### Stated problem
Quote every entry word for word.

::: Information shown :::

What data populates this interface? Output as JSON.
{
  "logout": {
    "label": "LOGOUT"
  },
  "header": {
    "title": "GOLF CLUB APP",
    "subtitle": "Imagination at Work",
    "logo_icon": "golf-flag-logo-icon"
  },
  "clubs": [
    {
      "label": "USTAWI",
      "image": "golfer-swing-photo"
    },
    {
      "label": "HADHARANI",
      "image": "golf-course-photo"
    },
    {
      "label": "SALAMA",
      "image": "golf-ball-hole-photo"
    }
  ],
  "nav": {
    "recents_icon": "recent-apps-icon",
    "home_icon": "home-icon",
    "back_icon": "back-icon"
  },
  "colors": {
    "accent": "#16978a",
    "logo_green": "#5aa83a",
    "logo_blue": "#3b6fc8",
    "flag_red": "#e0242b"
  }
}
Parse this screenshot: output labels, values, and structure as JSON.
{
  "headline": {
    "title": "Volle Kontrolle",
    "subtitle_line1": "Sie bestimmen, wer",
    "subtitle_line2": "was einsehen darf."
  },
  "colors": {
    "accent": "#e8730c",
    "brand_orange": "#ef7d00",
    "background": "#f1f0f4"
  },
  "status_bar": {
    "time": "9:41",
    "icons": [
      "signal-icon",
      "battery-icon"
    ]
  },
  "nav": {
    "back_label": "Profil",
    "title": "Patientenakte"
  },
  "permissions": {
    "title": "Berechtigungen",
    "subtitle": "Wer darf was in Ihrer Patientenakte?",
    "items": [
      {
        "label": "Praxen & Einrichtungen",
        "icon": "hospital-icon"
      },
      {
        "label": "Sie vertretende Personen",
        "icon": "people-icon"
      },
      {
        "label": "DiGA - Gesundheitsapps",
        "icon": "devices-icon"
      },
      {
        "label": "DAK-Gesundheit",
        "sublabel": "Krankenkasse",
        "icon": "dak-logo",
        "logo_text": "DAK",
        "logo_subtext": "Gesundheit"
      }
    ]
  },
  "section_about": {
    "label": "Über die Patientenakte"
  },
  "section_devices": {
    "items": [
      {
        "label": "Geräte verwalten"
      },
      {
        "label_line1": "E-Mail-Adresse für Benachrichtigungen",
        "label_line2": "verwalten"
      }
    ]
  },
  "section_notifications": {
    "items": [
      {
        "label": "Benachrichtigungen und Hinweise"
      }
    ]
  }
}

:::

### Output
What data populates this interface? Output as JSON.
{
  "logout": {
    "label": "LOGOUT"
  },
  "header": {
    "title": "GOLF CLUB APP",
    "subtitle": "Imagination at Work",
    "logo_icon": "golf-flag-logo-icon"
  },
  "clubs": [
    {
      "label": "USTAWI",
      "image": "golfer-swing-photo"
    },
    {
      "label": "HADHARANI",
      "image": "golf-course-photo"
    },
    {
      "label": "SALAMA",
      "image": "golf-ball-hole-photo"
    }
  ],
  "nav": {
    "recents_icon": "recent-apps-icon",
    "home_icon": "home-icon",
    "back_icon": "back-icon"
  },
  "colors": {
    "accent": "#16978a",
    "logo_green": "#5aa83a",
    "logo_blue": "#3b6fc8",
    "flag_red": "#e0242b"
  }
}
Parse this screenshot: output labels, values, and structure as JSON.
{
  "headline": {
    "title": "Volle Kontrolle",
    "subtitle_line1": "Sie bestimmen, wer",
    "subtitle_line2": "was einsehen darf."
  },
  "colors": {
    "accent": "#e8730c",
    "brand_orange": "#ef7d00",
    "background": "#f1f0f4"
  },
  "status_bar": {
    "time": "9:41",
    "icons": [
      "signal-icon",
      "battery-icon"
    ]
  },
  "nav": {
    "back_label": "Profil",
    "title": "Patientenakte"
  },
  "permissions": {
    "title": "Berechtigungen",
    "subtitle": "Wer darf was in Ihrer Patientenakte?",
    "items": [
      {
        "label": "Praxen & Einrichtungen",
        "icon": "hospital-icon"
      },
      {
        "label": "Sie vertretende Personen",
        "icon": "people-icon"
      },
      {
        "label": "DiGA - Gesundheitsapps",
        "icon": "devices-icon"
      },
      {
        "label": "DAK-Gesundheit",
        "sublabel": "Krankenkasse",
        "icon": "dak-logo",
        "logo_text": "DAK",
        "logo_subtext": "Gesundheit"
      }
    ]
  },
  "section_about": {
    "label": "Über die Patientenakte"
  },
  "section_devices": {
    "items": [
      {
        "label": "Geräte verwalten"
      },
      {
        "label_line1": "E-Mail-Adresse für Benachrichtigungen",
        "label_line2": "verwalten"
      }
    ]
  },
  "section_notifications": {
    "items": [
      {
        "label": "Benachrichtigungen und Hinweise"
      }
    ]
  }
}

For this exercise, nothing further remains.